Output the material below in its entirety, exactly as given.

▼

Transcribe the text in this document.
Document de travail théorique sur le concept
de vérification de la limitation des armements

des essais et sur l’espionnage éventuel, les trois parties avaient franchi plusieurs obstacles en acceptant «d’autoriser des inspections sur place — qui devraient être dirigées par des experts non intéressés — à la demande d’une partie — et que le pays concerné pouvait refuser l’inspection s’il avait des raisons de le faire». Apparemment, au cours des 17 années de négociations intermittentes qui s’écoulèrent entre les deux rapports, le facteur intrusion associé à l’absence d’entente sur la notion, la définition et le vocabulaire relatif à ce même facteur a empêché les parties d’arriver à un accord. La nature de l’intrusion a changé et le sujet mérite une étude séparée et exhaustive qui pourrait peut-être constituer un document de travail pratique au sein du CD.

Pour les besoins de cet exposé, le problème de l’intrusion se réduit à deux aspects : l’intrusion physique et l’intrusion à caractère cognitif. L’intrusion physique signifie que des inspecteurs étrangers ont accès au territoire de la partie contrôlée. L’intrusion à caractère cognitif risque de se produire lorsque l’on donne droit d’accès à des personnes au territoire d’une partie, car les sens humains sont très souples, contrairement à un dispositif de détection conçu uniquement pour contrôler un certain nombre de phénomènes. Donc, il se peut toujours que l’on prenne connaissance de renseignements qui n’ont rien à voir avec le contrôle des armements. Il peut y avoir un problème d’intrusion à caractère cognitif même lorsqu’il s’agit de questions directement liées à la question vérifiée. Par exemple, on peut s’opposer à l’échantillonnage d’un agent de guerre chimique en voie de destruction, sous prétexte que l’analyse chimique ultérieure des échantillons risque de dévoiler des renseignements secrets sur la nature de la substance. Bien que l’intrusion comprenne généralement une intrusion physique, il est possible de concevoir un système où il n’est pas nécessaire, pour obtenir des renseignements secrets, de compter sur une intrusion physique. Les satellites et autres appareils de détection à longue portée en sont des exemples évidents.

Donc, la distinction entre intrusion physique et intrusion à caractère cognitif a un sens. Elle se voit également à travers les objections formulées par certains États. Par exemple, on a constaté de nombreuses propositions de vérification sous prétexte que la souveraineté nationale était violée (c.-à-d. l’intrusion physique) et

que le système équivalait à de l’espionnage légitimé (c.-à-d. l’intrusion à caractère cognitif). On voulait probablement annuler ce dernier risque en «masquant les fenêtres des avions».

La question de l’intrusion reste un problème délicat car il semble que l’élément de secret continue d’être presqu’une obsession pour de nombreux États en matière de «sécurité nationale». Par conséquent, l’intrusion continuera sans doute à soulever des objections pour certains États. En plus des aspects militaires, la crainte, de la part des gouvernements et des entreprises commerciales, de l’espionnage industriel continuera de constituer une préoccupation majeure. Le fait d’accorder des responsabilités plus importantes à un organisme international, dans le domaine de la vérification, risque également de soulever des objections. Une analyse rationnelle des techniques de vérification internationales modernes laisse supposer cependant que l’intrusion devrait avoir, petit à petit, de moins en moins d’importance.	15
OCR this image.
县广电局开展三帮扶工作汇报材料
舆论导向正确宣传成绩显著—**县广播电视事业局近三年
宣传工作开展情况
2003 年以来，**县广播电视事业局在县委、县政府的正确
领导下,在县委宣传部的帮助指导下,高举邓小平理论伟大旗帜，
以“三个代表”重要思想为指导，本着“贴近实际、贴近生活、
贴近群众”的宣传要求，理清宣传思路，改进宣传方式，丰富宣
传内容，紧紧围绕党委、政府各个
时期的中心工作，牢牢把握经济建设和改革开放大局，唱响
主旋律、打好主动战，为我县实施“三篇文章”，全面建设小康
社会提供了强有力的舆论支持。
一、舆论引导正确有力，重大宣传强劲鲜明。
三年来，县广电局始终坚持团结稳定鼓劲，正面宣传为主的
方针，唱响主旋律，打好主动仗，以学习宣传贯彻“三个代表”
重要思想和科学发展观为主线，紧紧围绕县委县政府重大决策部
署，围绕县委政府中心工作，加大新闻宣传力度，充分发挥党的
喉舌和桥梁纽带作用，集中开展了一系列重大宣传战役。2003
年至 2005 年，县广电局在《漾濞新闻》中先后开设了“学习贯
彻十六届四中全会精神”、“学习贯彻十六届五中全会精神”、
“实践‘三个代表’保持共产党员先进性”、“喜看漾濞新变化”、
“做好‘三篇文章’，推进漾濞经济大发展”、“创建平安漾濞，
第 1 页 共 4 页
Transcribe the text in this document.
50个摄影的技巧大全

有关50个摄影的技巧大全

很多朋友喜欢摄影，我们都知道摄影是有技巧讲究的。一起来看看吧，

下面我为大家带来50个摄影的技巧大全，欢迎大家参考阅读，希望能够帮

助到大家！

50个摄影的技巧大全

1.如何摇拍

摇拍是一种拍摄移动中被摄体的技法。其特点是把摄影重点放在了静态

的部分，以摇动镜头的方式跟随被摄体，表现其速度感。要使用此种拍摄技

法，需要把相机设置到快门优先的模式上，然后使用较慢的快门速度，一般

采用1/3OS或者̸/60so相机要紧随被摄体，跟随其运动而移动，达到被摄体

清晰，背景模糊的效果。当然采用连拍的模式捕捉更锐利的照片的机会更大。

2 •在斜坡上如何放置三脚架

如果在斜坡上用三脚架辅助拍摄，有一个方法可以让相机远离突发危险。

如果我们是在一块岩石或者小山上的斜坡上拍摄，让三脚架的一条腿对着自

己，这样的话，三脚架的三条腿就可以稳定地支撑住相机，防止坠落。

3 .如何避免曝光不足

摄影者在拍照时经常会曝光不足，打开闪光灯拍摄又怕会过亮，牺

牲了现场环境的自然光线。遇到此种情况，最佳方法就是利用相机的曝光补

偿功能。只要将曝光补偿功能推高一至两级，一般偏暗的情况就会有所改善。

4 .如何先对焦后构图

▲

- Result
Transcribe the text in this document.
Document de travail théorique sur le concept
de vérification de la limitation des armements

des essais et sur l’espionnage éventuel, les trois parties avaient franchi plusieurs obstacles en acceptant «d’autoriser des inspections sur place — qui devraient être dirigées par des experts non intéressés — à la demande d’une partie — et que le pays concerné pouvait refuser l’inspection s’il avait des raisons de le faire». Apparemment, au cours des 17 années de négociations intermittentes qui s’écoulèrent entre les deux rapports, le facteur intrusion associé à l’absence d’entente sur la notion, la définition et le vocabulaire relatif à ce même facteur a empêché les parties d’arriver à un accord. La nature de l’intrusion a changé et le sujet mérite une étude séparée et exhaustive qui pourrait peut-être constituer un document de travail pratique au sein du CD.

Pour les besoins de cet exposé, le problème de l’intrusion se réduit à deux aspects : l’intrusion physique et l’intrusion à caractère cognitif. L’intrusion physique signifie que des inspecteurs étrangers ont accès au territoire de la partie contrôlée. L’intrusion à caractère cognitif risque de se produire lorsque l’on donne droit d’accès à des personnes au territoire d’une partie, car les sens humains sont très souples, contrairement à un dispositif de détection conçu uniquement pour contrôler un certain nombre de phénomènes. Donc, il se peut toujours que l’on prenne connaissance de renseignements qui n’ont rien à voir avec le contrôle des armements. Il peut y avoir un problème d’intrusion à caractère cognitif même lorsqu’il s’agit de questions directement liées à la question vérifiée. Par exemple, on peut s’opposer à l’échantillonnage d’un agent de guerre chimique en voie de destruction, sous prétexte que l’analyse chimique ultérieure des échantillons risque de dévoiler des renseignements secrets sur la nature de la substance. Bien que l’intrusion comprenne généralement une intrusion physique, il est possible de concevoir un système où il n’est pas nécessaire, pour obtenir des renseignements secrets, de compter sur une intrusion physique. Les satellites et autres appareils de détection à longue portée en sont des exemples évidents.

Donc, la distinction entre intrusion physique et intrusion à caractère cognitif a un sens. Elle se voit également à travers les objections formulées par certains États. Par exemple, on a constaté de nombreuses propositions de vérification sous prétexte que la souveraineté nationale était violée (c.-à-d. l’intrusion physique) et

que le système équivalait à de l’espionnage légitimé (c.-à-d. l’intrusion à caractère cognitif). On voulait probablement annuler ce dernier risque en «masquant les fenêtres des avions».

La question de l’intrusion reste un problème délicat car il semble que l’élément de secret continue d’être presqu’une obsession pour de nombreux États en matière de «sécurité nationale». Par conséquent, l’intrusion continuera sans doute à soulever des objections pour certains États. En plus des aspects militaires, la crainte, de la part des gouvernements et des entreprises commerciales, de l’espionnage industriel continuera de constituer une préoccupation majeure. Le fait d’accorder des responsabilités plus importantes à un organisme international, dans le domaine de la vérification, risque également de soulever des objections. Une analyse rationnelle des techniques de vérification internationales modernes laisse supposer cependant que l’intrusion devrait avoir, petit à petit, de moins en moins d’importance.	15
OCR this image.
县广电局开展三帮扶工作汇报材料
舆论导向正确宣传成绩显著—**县广播电视事业局近三年
宣传工作开展情况
2003 年以来，**县广播电视事业局在县委、县政府的正确
领导下,在县委宣传部的帮助指导下,高举邓小平理论伟大旗帜，
以“三个代表”重要思想为指导，本着“贴近实际、贴近生活、
贴近群众”的宣传要求，理清宣传思路，改进宣传方式，丰富宣
传内容，紧紧围绕党委、政府各个
时期的中心工作，牢牢把握经济建设和改革开放大局，唱响
主旋律、打好主动战，为我县实施“三篇文章”，全面建设小康
社会提供了强有力的舆论支持。
一、舆论引导正确有力，重大宣传强劲鲜明。
三年来，县广电局始终坚持团结稳定鼓劲，正面宣传为主的
方针，唱响主旋律，打好主动仗，以学习宣传贯彻“三个代表”
重要思想和科学发展观为主线，紧紧围绕县委县政府重大决策部
署，围绕县委政府中心工作，加大新闻宣传力度，充分发挥党的
喉舌和桥梁纽带作用，集中开展了一系列重大宣传战役。2003
年至 2005 年，县广电局在《漾濞新闻》中先后开设了“学习贯
彻十六届四中全会精神”、“学习贯彻十六届五中全会精神”、
“实践‘三个代表’保持共产党员先进性”、“喜看漾濞新变化”、
“做好‘三篇文章’，推进漾濞经济大发展”、“创建平安漾濞，
第 1 页 共 4 页
Transcribe the text in this document.
50个摄影的技巧大全

有关50个摄影的技巧大全

很多朋友喜欢摄影，我们都知道摄影是有技巧讲究的。一起来看看吧，

下面我为大家带来50个摄影的技巧大全，欢迎大家参考阅读，希望能够帮

助到大家！

50个摄影的技巧大全

1.如何摇拍

摇拍是一种拍摄移动中被摄体的技法。其特点是把摄影重点放在了静态

的部分，以摇动镜头的方式跟随被摄体，表现其速度感。要使用此种拍摄技

法，需要把相机设置到快门优先的模式上，然后使用较慢的快门速度，一般

采用1/3OS或者̸/60so相机要紧随被摄体，跟随其运动而移动，达到被摄体

清晰，背景模糊的效果。当然采用连拍的模式捕捉更锐利的照片的机会更大。

2 •在斜坡上如何放置三脚架

如果在斜坡上用三脚架辅助拍摄，有一个方法可以让相机远离突发危险。

如果我们是在一块岩石或者小山上的斜坡上拍摄，让三脚架的一条腿对着自

己，这样的话，三脚架的三条腿就可以稳定地支撑住相机，防止坠落。

3 .如何避免曝光不足

摄影者在拍照时经常会曝光不足，打开闪光灯拍摄又怕会过亮，牺

牲了现场环境的自然光线。遇到此种情况，最佳方法就是利用相机的曝光补

偿功能。只要将曝光补偿功能推高一至两级，一般偏暗的情况就会有所改善。

4 .如何先对焦后构图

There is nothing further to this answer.